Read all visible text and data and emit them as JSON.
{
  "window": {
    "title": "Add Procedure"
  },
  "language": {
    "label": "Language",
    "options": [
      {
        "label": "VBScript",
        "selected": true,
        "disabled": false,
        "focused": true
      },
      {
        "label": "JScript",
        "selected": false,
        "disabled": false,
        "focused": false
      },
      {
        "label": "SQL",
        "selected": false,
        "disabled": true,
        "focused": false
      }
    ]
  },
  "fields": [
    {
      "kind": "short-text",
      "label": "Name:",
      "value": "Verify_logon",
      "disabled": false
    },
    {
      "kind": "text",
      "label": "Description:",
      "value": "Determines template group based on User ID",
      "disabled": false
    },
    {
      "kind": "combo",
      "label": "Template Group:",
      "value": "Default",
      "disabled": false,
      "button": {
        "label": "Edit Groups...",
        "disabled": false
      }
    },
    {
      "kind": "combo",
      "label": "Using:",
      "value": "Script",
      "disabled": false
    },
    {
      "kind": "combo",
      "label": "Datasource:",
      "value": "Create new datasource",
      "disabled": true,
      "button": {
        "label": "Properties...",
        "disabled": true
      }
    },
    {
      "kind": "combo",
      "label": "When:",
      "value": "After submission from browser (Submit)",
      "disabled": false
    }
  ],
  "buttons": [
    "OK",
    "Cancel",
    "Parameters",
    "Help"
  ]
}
--
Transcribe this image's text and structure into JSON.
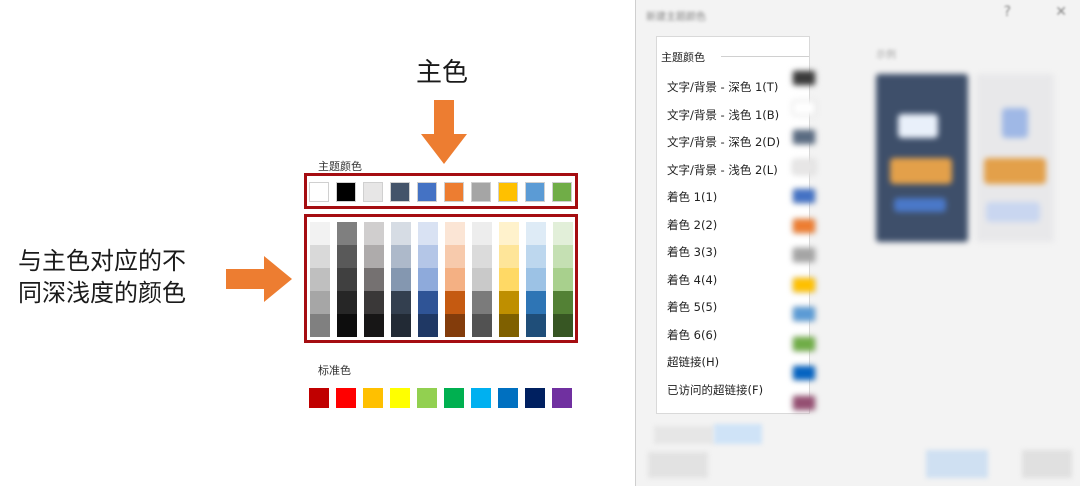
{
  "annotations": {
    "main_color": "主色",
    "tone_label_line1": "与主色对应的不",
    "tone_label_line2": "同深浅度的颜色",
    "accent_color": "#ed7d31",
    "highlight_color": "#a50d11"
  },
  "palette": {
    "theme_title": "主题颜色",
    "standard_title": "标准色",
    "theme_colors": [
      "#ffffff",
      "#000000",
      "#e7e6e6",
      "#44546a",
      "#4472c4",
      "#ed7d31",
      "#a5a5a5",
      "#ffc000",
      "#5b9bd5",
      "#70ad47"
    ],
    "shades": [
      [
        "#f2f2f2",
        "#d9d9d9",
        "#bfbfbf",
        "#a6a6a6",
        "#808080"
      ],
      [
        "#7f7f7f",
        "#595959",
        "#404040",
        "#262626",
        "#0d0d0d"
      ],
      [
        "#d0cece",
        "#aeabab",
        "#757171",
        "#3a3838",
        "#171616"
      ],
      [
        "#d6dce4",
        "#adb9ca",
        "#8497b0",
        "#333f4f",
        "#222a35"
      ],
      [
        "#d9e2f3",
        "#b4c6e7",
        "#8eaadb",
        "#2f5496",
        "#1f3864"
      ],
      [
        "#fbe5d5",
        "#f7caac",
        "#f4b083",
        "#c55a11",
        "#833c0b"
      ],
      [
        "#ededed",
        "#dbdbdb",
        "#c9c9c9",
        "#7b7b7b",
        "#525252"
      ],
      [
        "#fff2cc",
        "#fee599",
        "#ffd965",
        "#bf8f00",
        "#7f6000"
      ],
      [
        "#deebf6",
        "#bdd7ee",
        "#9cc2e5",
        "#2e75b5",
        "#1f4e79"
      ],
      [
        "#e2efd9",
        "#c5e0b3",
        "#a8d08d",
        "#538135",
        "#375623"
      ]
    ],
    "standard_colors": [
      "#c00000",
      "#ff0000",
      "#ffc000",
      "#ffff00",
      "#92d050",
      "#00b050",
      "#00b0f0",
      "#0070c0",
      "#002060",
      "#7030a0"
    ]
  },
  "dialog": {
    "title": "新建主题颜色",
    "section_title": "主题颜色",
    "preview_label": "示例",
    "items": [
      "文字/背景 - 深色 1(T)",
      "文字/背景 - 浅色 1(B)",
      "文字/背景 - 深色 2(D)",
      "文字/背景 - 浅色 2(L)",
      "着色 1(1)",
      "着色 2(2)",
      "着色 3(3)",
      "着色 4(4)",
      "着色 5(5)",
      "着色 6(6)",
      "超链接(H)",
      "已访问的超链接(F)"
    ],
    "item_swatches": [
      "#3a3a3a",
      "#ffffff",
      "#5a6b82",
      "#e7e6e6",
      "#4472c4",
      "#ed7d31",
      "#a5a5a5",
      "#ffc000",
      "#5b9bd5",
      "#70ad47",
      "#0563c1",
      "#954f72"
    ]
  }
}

• _Given exercise_
Your task is to pick out every line with the string "value" and copy it.

• _Problem solution_
      "value": "Verify_logon",
      "value": "Determines template group based on User ID",
      "value": "Default",
      "value": "Script",
      "value": "Create new datasource",
      "value": "After submission from browser (Submit)",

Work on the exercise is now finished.